• _EXERCISE_
Select, from the data, each line where "audio" occurs.

• _GIVEN DATA_

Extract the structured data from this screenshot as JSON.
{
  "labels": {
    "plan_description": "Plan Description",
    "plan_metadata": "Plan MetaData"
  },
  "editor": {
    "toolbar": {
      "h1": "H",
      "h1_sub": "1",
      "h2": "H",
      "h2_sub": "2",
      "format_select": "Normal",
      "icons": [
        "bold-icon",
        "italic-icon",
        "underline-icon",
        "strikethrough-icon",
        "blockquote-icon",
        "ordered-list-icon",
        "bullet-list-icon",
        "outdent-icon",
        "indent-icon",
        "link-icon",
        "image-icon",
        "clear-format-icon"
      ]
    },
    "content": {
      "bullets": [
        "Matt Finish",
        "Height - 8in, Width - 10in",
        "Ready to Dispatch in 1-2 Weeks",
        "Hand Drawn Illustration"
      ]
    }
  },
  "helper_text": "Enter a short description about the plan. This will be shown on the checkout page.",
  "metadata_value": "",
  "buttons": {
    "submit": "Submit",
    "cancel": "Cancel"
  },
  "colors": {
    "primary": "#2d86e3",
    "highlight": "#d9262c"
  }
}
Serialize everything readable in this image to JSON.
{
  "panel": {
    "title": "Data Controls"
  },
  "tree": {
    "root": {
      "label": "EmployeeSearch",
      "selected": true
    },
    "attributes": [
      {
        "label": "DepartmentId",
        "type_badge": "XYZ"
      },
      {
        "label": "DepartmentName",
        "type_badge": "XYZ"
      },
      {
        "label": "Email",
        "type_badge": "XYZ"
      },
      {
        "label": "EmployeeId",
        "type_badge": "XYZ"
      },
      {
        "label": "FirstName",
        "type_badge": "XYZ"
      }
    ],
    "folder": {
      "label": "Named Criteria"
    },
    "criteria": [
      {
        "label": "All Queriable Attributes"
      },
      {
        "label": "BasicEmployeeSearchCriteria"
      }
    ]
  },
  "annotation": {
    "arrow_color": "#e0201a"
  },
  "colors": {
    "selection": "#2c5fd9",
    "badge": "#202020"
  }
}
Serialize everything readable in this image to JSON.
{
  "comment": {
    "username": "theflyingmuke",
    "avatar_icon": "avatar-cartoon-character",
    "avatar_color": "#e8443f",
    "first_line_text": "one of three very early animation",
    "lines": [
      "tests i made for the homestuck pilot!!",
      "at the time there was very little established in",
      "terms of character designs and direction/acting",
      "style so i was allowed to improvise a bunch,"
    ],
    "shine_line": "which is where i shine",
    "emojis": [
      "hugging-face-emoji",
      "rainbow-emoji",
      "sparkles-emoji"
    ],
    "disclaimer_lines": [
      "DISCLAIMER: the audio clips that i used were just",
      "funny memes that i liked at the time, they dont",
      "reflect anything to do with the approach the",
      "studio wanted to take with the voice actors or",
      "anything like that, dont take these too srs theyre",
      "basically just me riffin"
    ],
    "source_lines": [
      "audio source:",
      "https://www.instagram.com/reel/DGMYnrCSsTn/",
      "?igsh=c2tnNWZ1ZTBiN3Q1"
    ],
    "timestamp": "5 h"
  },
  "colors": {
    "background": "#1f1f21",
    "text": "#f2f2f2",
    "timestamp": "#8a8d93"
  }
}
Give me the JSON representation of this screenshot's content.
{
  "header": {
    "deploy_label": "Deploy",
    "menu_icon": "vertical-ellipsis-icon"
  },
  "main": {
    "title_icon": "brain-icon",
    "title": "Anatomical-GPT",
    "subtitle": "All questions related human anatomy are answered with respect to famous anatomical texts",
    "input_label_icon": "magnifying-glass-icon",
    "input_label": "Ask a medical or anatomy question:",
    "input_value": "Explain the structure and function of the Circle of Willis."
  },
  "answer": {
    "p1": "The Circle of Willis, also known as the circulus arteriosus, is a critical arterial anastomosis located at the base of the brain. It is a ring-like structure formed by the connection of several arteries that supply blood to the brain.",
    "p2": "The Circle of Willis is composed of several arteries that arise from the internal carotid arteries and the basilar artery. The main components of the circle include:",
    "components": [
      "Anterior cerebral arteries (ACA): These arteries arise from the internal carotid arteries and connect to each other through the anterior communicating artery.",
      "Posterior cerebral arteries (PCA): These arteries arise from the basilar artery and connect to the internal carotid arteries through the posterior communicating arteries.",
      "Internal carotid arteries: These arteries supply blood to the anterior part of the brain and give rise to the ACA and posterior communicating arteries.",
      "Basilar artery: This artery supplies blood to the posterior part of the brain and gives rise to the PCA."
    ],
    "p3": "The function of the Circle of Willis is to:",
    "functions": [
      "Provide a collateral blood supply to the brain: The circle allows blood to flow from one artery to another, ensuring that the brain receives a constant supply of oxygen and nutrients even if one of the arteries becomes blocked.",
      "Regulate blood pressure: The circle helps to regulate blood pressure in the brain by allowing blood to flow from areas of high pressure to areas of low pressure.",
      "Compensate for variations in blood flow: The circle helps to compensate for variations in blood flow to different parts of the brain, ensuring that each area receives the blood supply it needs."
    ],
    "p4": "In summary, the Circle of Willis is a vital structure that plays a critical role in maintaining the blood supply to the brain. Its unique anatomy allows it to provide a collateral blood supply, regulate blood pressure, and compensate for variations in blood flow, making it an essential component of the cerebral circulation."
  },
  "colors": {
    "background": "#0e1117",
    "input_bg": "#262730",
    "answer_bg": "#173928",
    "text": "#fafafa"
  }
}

• _RESULT BELOW_
      "DISCLAIMER: the audio clips that i used were just",
      "audio source:",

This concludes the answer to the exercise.